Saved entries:

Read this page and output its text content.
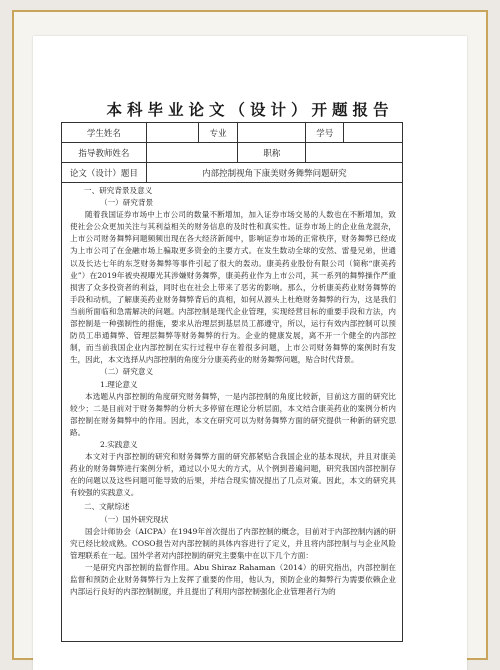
本科毕业论文（设计）开题报告
学生姓名		专业		学号	
指导教师姓名			职称		
论文（设计）题目	内部控制视角下康美财务舞弊问题研究				

一、研究背景及意义

（一）研究背景

随着我国证券市场中上市公司的数量不断增加，加入证券市场交易的人数也在不断增加，致使社会公众更加关注与其利益相关的财务信息的及时性和真实性。证券市场上的企业鱼龙混杂，上市公司财务舞弊问题频频出现在各大经济新闻中，影响证券市场的正常秩序，财务舞弊已经成为上市公司了在金融市场上骗取更多资金的主要方式。在发生数动全球的安然、雷曼兄弟，世通以及长达七年的东芝财务舞弊等事件引起了很大的轰动。康美药业股份有限公司（简称“康美药业”）在2019年被央视曝光其涉嫌财务舞弊，康美药业作为上市公司，其一系列的舞弊操作严重损害了众多投资者的利益，同时也在社会上带来了恶劣的影响。那么，分析康美药业财务舞弊的手段和动机，了解康美药业财务舞弊背后的真相，如何从源头上杜绝财务舞弊的行为，这是我们当前所面临和急需解决的问题。内部控制是现代企业管理，实现经营目标的重要手段和方法，内部控制是一种强制性的措施，要求从治理层到基层员工都遵守，所以，运行有效内部控制可以预防员工串通舞弊、管理层舞弊等财务舞弊的行为。企业的健康发展，离不开一个健全的内部控制，而当前我国企业内部控制在实行过程中存在着很多问题，上市公司财务舞弊的案例时有发生，因此，本文选择从内部控制的角度分分康美药业的财务舞弊问题，贴合时代背景。

（二）研究意义

1.理论意义

本选题从内部控制的角度研究财务舞弊，一是内部控制的角度比较新，目前这方面的研究比较少；二是目前对于财务舞弊的分析大多停留在理论分析层面，本文结合康美药业的案例分析内部控制在财务舞弊中的作用。因此，本文在研究可以为财务舞弊方面的研究提供一种新的研究思路。

2.实践意义

本文对于内部控制的研究和财务舞弊方面的研究都紧贴合我国企业的基本现状，并且对康美药业的财务舞弊进行案例分析，通过以小见大的方式，从个例到普遍问题，研究我国内部控制存在的问题以及这些问题可能导致的后果，并结合现实情况提出了几点对策。因此，本文的研究具有较强的实践意义。

二、文献综述

（一）国外研究现状

国会计师协会（AICPA）在1949年首次提出了内部控制的概念，目前对于内部控制内涵的研究已经比较成熟。COSO报告对内部控制的具体内容进行了定义，并且将内部控制与与企业风险管理联系在一起。国外学者对内部控制的研究主要集中在以下几个方面：

一是研究内部控制的监督作用。Abu Shiraz Rahaman（2014）的研究指出，内部控制在监督和预防企业财务舞弊行为上发挥了重要的作用，他认为，预防企业的舞弊行为需要依赖企业内部运行良好的内部控制制度，并且提出了利用内部控制强化企业管理者行为的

STATED PROBLEM => Skip every picture and transcribe the data above exactly.

COMPLETE RESPONSE =>
Read this page and output its text content.
本科毕业论文（设计）开题报告
学生姓名		专业		学号	
指导教师姓名			职称		
论文（设计）题目	内部控制视角下康美财务舞弊问题研究				

一、研究背景及意义

（一）研究背景

随着我国证券市场中上市公司的数量不断增加，加入证券市场交易的人数也在不断增加，致使社会公众更加关注与其利益相关的财务信息的及时性和真实性。证券市场上的企业鱼龙混杂，上市公司财务舞弊问题频频出现在各大经济新闻中，影响证券市场的正常秩序，财务舞弊已经成为上市公司了在金融市场上骗取更多资金的主要方式。在发生数动全球的安然、雷曼兄弟，世通以及长达七年的东芝财务舞弊等事件引起了很大的轰动。康美药业股份有限公司（简称“康美药业”）在2019年被央视曝光其涉嫌财务舞弊，康美药业作为上市公司，其一系列的舞弊操作严重损害了众多投资者的利益，同时也在社会上带来了恶劣的影响。那么，分析康美药业财务舞弊的手段和动机，了解康美药业财务舞弊背后的真相，如何从源头上杜绝财务舞弊的行为，这是我们当前所面临和急需解决的问题。内部控制是现代企业管理，实现经营目标的重要手段和方法，内部控制是一种强制性的措施，要求从治理层到基层员工都遵守，所以，运行有效内部控制可以预防员工串通舞弊、管理层舞弊等财务舞弊的行为。企业的健康发展，离不开一个健全的内部控制，而当前我国企业内部控制在实行过程中存在着很多问题，上市公司财务舞弊的案例时有发生，因此，本文选择从内部控制的角度分分康美药业的财务舞弊问题，贴合时代背景。

（二）研究意义

1.理论意义

本选题从内部控制的角度研究财务舞弊，一是内部控制的角度比较新，目前这方面的研究比较少；二是目前对于财务舞弊的分析大多停留在理论分析层面，本文结合康美药业的案例分析内部控制在财务舞弊中的作用。因此，本文在研究可以为财务舞弊方面的研究提供一种新的研究思路。

2.实践意义

本文对于内部控制的研究和财务舞弊方面的研究都紧贴合我国企业的基本现状，并且对康美药业的财务舞弊进行案例分析，通过以小见大的方式，从个例到普遍问题，研究我国内部控制存在的问题以及这些问题可能导致的后果，并结合现实情况提出了几点对策。因此，本文的研究具有较强的实践意义。

二、文献综述

（一）国外研究现状

国会计师协会（AICPA）在1949年首次提出了内部控制的概念，目前对于内部控制内涵的研究已经比较成熟。COSO报告对内部控制的具体内容进行了定义，并且将内部控制与与企业风险管理联系在一起。国外学者对内部控制的研究主要集中在以下几个方面：

一是研究内部控制的监督作用。Abu Shiraz Rahaman（2014）的研究指出，内部控制在监督和预防企业财务舞弊行为上发挥了重要的作用，他认为，预防企业的舞弊行为需要依赖企业内部运行良好的内部控制制度，并且提出了利用内部控制强化企业管理者行为的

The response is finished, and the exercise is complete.